§ **Stated exercise**: Are you able to quote each entry exactly as written?

════════

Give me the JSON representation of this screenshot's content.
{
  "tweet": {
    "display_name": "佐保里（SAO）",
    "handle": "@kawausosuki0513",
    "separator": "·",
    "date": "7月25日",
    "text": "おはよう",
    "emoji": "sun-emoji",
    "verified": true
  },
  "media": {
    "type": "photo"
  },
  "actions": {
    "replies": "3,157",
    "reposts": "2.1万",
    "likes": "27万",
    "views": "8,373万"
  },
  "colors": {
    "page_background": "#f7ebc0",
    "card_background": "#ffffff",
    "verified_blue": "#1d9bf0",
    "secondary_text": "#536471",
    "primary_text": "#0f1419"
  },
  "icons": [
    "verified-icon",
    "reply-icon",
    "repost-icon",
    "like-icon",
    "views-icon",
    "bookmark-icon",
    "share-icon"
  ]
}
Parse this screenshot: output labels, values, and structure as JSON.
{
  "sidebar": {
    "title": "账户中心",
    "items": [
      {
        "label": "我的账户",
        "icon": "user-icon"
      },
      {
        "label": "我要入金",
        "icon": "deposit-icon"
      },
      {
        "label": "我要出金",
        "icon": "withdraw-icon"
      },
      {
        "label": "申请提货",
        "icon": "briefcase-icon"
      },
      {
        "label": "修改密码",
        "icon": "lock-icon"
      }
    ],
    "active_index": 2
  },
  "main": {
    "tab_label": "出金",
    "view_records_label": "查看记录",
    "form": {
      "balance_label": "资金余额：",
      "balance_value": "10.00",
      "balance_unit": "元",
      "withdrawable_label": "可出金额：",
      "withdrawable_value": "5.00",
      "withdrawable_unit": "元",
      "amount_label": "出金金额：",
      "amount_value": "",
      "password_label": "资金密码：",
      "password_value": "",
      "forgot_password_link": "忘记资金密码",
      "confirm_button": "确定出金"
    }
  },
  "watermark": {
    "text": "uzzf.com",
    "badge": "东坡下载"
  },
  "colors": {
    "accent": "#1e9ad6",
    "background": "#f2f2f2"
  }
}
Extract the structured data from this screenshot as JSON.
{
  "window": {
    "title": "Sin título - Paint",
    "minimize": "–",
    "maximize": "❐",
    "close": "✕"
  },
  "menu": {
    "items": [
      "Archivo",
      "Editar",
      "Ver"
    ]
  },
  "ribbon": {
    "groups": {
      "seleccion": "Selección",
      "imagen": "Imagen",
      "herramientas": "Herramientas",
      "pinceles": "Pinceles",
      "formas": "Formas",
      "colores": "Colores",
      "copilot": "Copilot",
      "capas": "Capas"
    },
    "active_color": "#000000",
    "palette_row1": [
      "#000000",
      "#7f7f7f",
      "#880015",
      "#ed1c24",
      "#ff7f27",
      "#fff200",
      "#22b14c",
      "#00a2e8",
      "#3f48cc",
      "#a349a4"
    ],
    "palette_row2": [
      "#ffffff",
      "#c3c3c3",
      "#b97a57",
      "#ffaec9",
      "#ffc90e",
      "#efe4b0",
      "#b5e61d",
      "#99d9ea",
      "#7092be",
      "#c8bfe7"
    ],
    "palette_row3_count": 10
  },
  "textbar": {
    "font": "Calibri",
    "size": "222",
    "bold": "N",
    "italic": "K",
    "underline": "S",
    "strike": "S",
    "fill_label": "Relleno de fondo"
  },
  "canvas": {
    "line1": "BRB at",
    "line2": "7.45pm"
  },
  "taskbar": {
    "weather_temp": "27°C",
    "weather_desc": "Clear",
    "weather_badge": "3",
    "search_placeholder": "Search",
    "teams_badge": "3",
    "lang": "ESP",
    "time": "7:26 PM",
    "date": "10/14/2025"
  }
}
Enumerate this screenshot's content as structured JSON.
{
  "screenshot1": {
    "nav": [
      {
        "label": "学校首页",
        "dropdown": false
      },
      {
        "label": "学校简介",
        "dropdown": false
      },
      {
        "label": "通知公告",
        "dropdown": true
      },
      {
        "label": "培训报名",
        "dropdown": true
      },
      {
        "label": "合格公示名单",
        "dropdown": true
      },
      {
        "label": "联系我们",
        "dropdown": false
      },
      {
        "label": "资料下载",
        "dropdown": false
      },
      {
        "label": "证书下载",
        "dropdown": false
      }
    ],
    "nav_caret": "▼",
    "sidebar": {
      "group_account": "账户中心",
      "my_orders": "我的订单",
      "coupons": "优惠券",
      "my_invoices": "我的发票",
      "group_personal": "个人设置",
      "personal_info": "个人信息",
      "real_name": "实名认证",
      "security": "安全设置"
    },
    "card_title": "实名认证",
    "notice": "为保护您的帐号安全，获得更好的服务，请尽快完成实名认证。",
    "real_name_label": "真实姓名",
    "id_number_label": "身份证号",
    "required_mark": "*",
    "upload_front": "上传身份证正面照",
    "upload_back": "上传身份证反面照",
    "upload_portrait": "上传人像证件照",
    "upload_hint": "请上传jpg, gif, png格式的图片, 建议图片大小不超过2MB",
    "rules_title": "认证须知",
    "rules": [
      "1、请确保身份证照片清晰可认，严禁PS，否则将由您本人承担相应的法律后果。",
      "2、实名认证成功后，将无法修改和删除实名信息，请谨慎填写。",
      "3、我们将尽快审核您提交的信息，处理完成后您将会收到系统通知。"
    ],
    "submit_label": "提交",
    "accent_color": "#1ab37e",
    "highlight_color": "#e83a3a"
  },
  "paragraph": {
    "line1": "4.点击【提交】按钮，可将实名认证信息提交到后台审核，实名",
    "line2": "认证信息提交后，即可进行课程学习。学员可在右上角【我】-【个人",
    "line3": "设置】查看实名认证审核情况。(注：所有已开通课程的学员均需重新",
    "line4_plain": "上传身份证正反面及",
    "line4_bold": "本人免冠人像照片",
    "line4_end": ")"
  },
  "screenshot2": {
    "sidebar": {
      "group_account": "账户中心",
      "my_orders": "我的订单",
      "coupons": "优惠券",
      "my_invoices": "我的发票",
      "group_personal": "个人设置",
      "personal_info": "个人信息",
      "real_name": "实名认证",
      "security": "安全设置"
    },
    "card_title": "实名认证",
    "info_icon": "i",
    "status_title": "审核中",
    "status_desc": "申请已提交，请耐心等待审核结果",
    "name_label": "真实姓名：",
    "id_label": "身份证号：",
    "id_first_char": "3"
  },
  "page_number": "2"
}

════════

§ **Task result**:
Give me the JSON representation of this screenshot's content.
{
  "tweet": {
    "display_name": "佐保里（SAO）",
    "handle": "@kawausosuki0513",
    "separator": "·",
    "date": "7月25日",
    "text": "おはよう",
    "emoji": "sun-emoji",
    "verified": true
  },
  "media": {
    "type": "photo"
  },
  "actions": {
    "replies": "3,157",
    "reposts": "2.1万",
    "likes": "27万",
    "views": "8,373万"
  },
  "colors": {
    "page_background": "#f7ebc0",
    "card_background": "#ffffff",
    "verified_blue": "#1d9bf0",
    "secondary_text": "#536471",
    "primary_text": "#0f1419"
  },
  "icons": [
    "verified-icon",
    "reply-icon",
    "repost-icon",
    "like-icon",
    "views-icon",
    "bookmark-icon",
    "share-icon"
  ]
}
Parse this screenshot: output labels, values, and structure as JSON.
{
  "sidebar": {
    "title": "账户中心",
    "items": [
      {
        "label": "我的账户",
        "icon": "user-icon"
      },
      {
        "label": "我要入金",
        "icon": "deposit-icon"
      },
      {
        "label": "我要出金",
        "icon": "withdraw-icon"
      },
      {
        "label": "申请提货",
        "icon": "briefcase-icon"
      },
      {
        "label": "修改密码",
        "icon": "lock-icon"
      }
    ],
    "active_index": 2
  },
  "main": {
    "tab_label": "出金",
    "view_records_label": "查看记录",
    "form": {
      "balance_label": "资金余额：",
      "balance_value": "10.00",
      "balance_unit": "元",
      "withdrawable_label": "可出金额：",
      "withdrawable_value": "5.00",
      "withdrawable_unit": "元",
      "amount_label": "出金金额：",
      "amount_value": "",
      "password_label": "资金密码：",
      "password_value": "",
      "forgot_password_link": "忘记资金密码",
      "confirm_button": "确定出金"
    }
  },
  "watermark": {
    "text": "uzzf.com",
    "badge": "东坡下载"
  },
  "colors": {
    "accent": "#1e9ad6",
    "background": "#f2f2f2"
  }
}
Extract the structured data from this screenshot as JSON.
{
  "window": {
    "title": "Sin título - Paint",
    "minimize": "–",
    "maximize": "❐",
    "close": "✕"
  },
  "menu": {
    "items": [
      "Archivo",
      "Editar",
      "Ver"
    ]
  },
  "ribbon": {
    "groups": {
      "seleccion": "Selección",
      "imagen": "Imagen",
      "herramientas": "Herramientas",
      "pinceles": "Pinceles",
      "formas": "Formas",
      "colores": "Colores",
      "copilot": "Copilot",
      "capas": "Capas"
    },
    "active_color": "#000000",
    "palette_row1": [
      "#000000",
      "#7f7f7f",
      "#880015",
      "#ed1c24",
      "#ff7f27",
      "#fff200",
      "#22b14c",
      "#00a2e8",
      "#3f48cc",
      "#a349a4"
    ],
    "palette_row2": [
      "#ffffff",
      "#c3c3c3",
      "#b97a57",
      "#ffaec9",
      "#ffc90e",
      "#efe4b0",
      "#b5e61d",
      "#99d9ea",
      "#7092be",
      "#c8bfe7"
    ],
    "palette_row3_count": 10
  },
  "textbar": {
    "font": "Calibri",
    "size": "222",
    "bold": "N",
    "italic": "K",
    "underline": "S",
    "strike": "S",
    "fill_label": "Relleno de fondo"
  },
  "canvas": {
    "line1": "BRB at",
    "line2": "7.45pm"
  },
  "taskbar": {
    "weather_temp": "27°C",
    "weather_desc": "Clear",
    "weather_badge": "3",
    "search_placeholder": "Search",
    "teams_badge": "3",
    "lang": "ESP",
    "time": "7:26 PM",
    "date": "10/14/2025"
  }
}
Enumerate this screenshot's content as structured JSON.
{
  "screenshot1": {
    "nav": [
      {
        "label": "学校首页",
        "dropdown": false
      },
      {
        "label": "学校简介",
        "dropdown": false
      },
      {
        "label": "通知公告",
        "dropdown": true
      },
      {
        "label": "培训报名",
        "dropdown": true
      },
      {
        "label": "合格公示名单",
        "dropdown": true
      },
      {
        "label": "联系我们",
        "dropdown": false
      },
      {
        "label": "资料下载",
        "dropdown": false
      },
      {
        "label": "证书下载",
        "dropdown": false
      }
    ],
    "nav_caret": "▼",
    "sidebar": {
      "group_account": "账户中心",
      "my_orders": "我的订单",
      "coupons": "优惠券",
      "my_invoices": "我的发票",
      "group_personal": "个人设置",
      "personal_info": "个人信息",
      "real_name": "实名认证",
      "security": "安全设置"
    },
    "card_title": "实名认证",
    "notice": "为保护您的帐号安全，获得更好的服务，请尽快完成实名认证。",
    "real_name_label": "真实姓名",
    "id_number_label": "身份证号",
    "required_mark": "*",
    "upload_front": "上传身份证正面照",
    "upload_back": "上传身份证反面照",
    "upload_portrait": "上传人像证件照",
    "upload_hint": "请上传jpg, gif, png格式的图片, 建议图片大小不超过2MB",
    "rules_title": "认证须知",
    "rules": [
      "1、请确保身份证照片清晰可认，严禁PS，否则将由您本人承担相应的法律后果。",
      "2、实名认证成功后，将无法修改和删除实名信息，请谨慎填写。",
      "3、我们将尽快审核您提交的信息，处理完成后您将会收到系统通知。"
    ],
    "submit_label": "提交",
    "accent_color": "#1ab37e",
    "highlight_color": "#e83a3a"
  },
  "paragraph": {
    "line1": "4.点击【提交】按钮，可将实名认证信息提交到后台审核，实名",
    "line2": "认证信息提交后，即可进行课程学习。学员可在右上角【我】-【个人",
    "line3": "设置】查看实名认证审核情况。(注：所有已开通课程的学员均需重新",
    "line4_plain": "上传身份证正反面及",
    "line4_bold": "本人免冠人像照片",
    "line4_end": ")"
  },
  "screenshot2": {
    "sidebar": {
      "group_account": "账户中心",
      "my_orders": "我的订单",
      "coupons": "优惠券",
      "my_invoices": "我的发票",
      "group_personal": "个人设置",
      "personal_info": "个人信息",
      "real_name": "实名认证",
      "security": "安全设置"
    },
    "card_title": "实名认证",
    "info_icon": "i",
    "status_title": "审核中",
    "status_desc": "申请已提交，请耐心等待审核结果",
    "name_label": "真实姓名：",
    "id_label": "身份证号：",
    "id_first_char": "3"
  },
  "page_number": "2"
}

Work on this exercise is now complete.